**Exercise objective:**
Set down the material below in full, matching it exactly.
Start of Data shown
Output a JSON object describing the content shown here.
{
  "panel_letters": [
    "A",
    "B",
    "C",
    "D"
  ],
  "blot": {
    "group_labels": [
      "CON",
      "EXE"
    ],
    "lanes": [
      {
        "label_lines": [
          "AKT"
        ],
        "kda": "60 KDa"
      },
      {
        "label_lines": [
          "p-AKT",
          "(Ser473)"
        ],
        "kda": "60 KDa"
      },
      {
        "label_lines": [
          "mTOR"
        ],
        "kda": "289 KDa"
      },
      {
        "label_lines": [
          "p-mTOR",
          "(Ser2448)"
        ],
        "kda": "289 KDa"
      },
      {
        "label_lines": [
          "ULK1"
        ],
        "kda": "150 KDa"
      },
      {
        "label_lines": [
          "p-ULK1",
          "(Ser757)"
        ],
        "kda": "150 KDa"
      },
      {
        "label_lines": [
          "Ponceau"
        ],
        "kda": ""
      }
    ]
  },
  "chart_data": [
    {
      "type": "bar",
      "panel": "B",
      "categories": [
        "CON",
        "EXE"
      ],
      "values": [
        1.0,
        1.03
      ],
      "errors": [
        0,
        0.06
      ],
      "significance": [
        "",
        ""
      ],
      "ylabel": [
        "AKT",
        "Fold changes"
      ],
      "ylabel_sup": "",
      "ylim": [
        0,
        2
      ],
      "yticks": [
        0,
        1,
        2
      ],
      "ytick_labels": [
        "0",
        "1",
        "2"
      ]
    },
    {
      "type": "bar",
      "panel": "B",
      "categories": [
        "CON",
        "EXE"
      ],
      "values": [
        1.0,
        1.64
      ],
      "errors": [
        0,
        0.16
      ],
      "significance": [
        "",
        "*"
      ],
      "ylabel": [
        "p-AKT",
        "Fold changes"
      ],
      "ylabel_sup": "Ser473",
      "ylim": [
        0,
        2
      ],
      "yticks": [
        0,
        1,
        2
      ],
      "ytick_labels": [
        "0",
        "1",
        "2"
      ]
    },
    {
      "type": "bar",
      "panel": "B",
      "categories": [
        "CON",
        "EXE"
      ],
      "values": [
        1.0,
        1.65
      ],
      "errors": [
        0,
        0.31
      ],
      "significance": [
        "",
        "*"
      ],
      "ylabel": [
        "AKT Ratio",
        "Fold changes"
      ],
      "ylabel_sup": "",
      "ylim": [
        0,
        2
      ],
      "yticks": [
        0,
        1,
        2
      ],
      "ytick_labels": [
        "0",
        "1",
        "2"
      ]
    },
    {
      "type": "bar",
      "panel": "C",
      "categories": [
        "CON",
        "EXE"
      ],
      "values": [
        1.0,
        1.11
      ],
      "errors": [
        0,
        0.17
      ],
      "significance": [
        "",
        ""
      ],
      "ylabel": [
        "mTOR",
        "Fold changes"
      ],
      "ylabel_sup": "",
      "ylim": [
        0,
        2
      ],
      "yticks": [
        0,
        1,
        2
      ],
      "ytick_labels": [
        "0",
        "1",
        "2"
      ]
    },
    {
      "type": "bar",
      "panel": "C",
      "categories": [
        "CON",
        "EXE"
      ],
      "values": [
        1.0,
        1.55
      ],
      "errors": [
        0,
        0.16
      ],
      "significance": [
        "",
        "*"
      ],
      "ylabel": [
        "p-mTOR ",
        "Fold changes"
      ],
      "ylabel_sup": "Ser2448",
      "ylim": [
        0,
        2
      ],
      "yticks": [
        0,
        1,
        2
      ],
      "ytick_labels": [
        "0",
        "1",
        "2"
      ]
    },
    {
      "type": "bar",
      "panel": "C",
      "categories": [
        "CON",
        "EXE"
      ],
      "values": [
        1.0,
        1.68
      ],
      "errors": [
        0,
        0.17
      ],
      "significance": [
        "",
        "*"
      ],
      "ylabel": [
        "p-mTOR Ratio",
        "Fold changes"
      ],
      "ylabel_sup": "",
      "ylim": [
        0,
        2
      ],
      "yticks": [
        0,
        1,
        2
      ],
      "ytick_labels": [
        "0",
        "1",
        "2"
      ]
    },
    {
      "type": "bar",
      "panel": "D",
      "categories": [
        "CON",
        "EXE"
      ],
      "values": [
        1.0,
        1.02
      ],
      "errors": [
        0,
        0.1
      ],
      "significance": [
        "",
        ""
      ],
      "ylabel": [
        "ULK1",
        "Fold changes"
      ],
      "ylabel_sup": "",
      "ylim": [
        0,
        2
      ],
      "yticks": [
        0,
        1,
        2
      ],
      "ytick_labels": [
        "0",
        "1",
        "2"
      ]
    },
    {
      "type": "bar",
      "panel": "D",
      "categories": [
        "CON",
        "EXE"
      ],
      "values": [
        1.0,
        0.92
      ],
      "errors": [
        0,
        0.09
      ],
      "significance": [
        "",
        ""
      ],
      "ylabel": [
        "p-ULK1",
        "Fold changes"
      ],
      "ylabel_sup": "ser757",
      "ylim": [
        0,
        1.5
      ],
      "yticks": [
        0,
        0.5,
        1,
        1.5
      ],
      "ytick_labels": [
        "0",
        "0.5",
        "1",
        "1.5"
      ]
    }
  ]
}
End of Data shown
**Result for this task:**
Output a JSON object describing the content shown here.
{
  "panel_letters": [
    "A",
    "B",
    "C",
    "D"
  ],
  "blot": {
    "group_labels": [
      "CON",
      "EXE"
    ],
    "lanes": [
      {
        "label_lines": [
          "AKT"
        ],
        "kda": "60 KDa"
      },
      {
        "label_lines": [
          "p-AKT",
          "(Ser473)"
        ],
        "kda": "60 KDa"
      },
      {
        "label_lines": [
          "mTOR"
        ],
        "kda": "289 KDa"
      },
      {
        "label_lines": [
          "p-mTOR",
          "(Ser2448)"
        ],
        "kda": "289 KDa"
      },
      {
        "label_lines": [
          "ULK1"
        ],
        "kda": "150 KDa"
      },
      {
        "label_lines": [
          "p-ULK1",
          "(Ser757)"
        ],
        "kda": "150 KDa"
      },
      {
        "label_lines": [
          "Ponceau"
        ],
        "kda": ""
      }
    ]
  },
  "chart_data": [
    {
      "type": "bar",
      "panel": "B",
      "categories": [
        "CON",
        "EXE"
      ],
      "values": [
        1.0,
        1.03
      ],
      "errors": [
        0,
        0.06
      ],
      "significance": [
        "",
        ""
      ],
      "ylabel": [
        "AKT",
        "Fold changes"
      ],
      "ylabel_sup": "",
      "ylim": [
        0,
        2
      ],
      "yticks": [
        0,
        1,
        2
      ],
      "ytick_labels": [
        "0",
        "1",
        "2"
      ]
    },
    {
      "type": "bar",
      "panel": "B",
      "categories": [
        "CON",
        "EXE"
      ],
      "values": [
        1.0,
        1.64
      ],
      "errors": [
        0,
        0.16
      ],
      "significance": [
        "",
        "*"
      ],
      "ylabel": [
        "p-AKT",
        "Fold changes"
      ],
      "ylabel_sup": "Ser473",
      "ylim": [
        0,
        2
      ],
      "yticks": [
        0,
        1,
        2
      ],
      "ytick_labels": [
        "0",
        "1",
        "2"
      ]
    },
    {
      "type": "bar",
      "panel": "B",
      "categories": [
        "CON",
        "EXE"
      ],
      "values": [
        1.0,
        1.65
      ],
      "errors": [
        0,
        0.31
      ],
      "significance": [
        "",
        "*"
      ],
      "ylabel": [
        "AKT Ratio",
        "Fold changes"
      ],
      "ylabel_sup": "",
      "ylim": [
        0,
        2
      ],
      "yticks": [
        0,
        1,
        2
      ],
      "ytick_labels": [
        "0",
        "1",
        "2"
      ]
    },
    {
      "type": "bar",
      "panel": "C",
      "categories": [
        "CON",
        "EXE"
      ],
      "values": [
        1.0,
        1.11
      ],
      "errors": [
        0,
        0.17
      ],
      "significance": [
        "",
        ""
      ],
      "ylabel": [
        "mTOR",
        "Fold changes"
      ],
      "ylabel_sup": "",
      "ylim": [
        0,
        2
      ],
      "yticks": [
        0,
        1,
        2
      ],
      "ytick_labels": [
        "0",
        "1",
        "2"
      ]
    },
    {
      "type": "bar",
      "panel": "C",
      "categories": [
        "CON",
        "EXE"
      ],
      "values": [
        1.0,
        1.55
      ],
      "errors": [
        0,
        0.16
      ],
      "significance": [
        "",
        "*"
      ],
      "ylabel": [
        "p-mTOR ",
        "Fold changes"
      ],
      "ylabel_sup": "Ser2448",
      "ylim": [
        0,
        2
      ],
      "yticks": [
        0,
        1,
        2
      ],
      "ytick_labels": [
        "0",
        "1",
        "2"
      ]
    },
    {
      "type": "bar",
      "panel": "C",
      "categories": [
        "CON",
        "EXE"
      ],
      "values": [
        1.0,
        1.68
      ],
      "errors": [
        0,
        0.17
      ],
      "significance": [
        "",
        "*"
      ],
      "ylabel": [
        "p-mTOR Ratio",
        "Fold changes"
      ],
      "ylabel_sup": "",
      "ylim": [
        0,
        2
      ],
      "yticks": [
        0,
        1,
        2
      ],
      "ytick_labels": [
        "0",
        "1",
        "2"
      ]
    },
    {
      "type": "bar",
      "panel": "D",
      "categories": [
        "CON",
        "EXE"
      ],
      "values": [
        1.0,
        1.02
      ],
      "errors": [
        0,
        0.1
      ],
      "significance": [
        "",
        ""
      ],
      "ylabel": [
        "ULK1",
        "Fold changes"
      ],
      "ylabel_sup": "",
      "ylim": [
        0,
        2
      ],
      "yticks": [
        0,
        1,
        2
      ],
      "ytick_labels": [
        "0",
        "1",
        "2"
      ]
    },
    {
      "type": "bar",
      "panel": "D",
      "categories": [
        "CON",
        "EXE"
      ],
      "values": [
        1.0,
        0.92
      ],
      "errors": [
        0,
        0.09
      ],
      "significance": [
        "",
        ""
      ],
      "ylabel": [
        "p-ULK1",
        "Fold changes"
      ],
      "ylabel_sup": "ser757",
      "ylim": [
        0,
        1.5
      ],
      "yticks": [
        0,
        0.5,
        1,
        1.5
      ],
      "ytick_labels": [
        "0",
        "0.5",
        "1",
        "1.5"
      ]
    }
  ]
}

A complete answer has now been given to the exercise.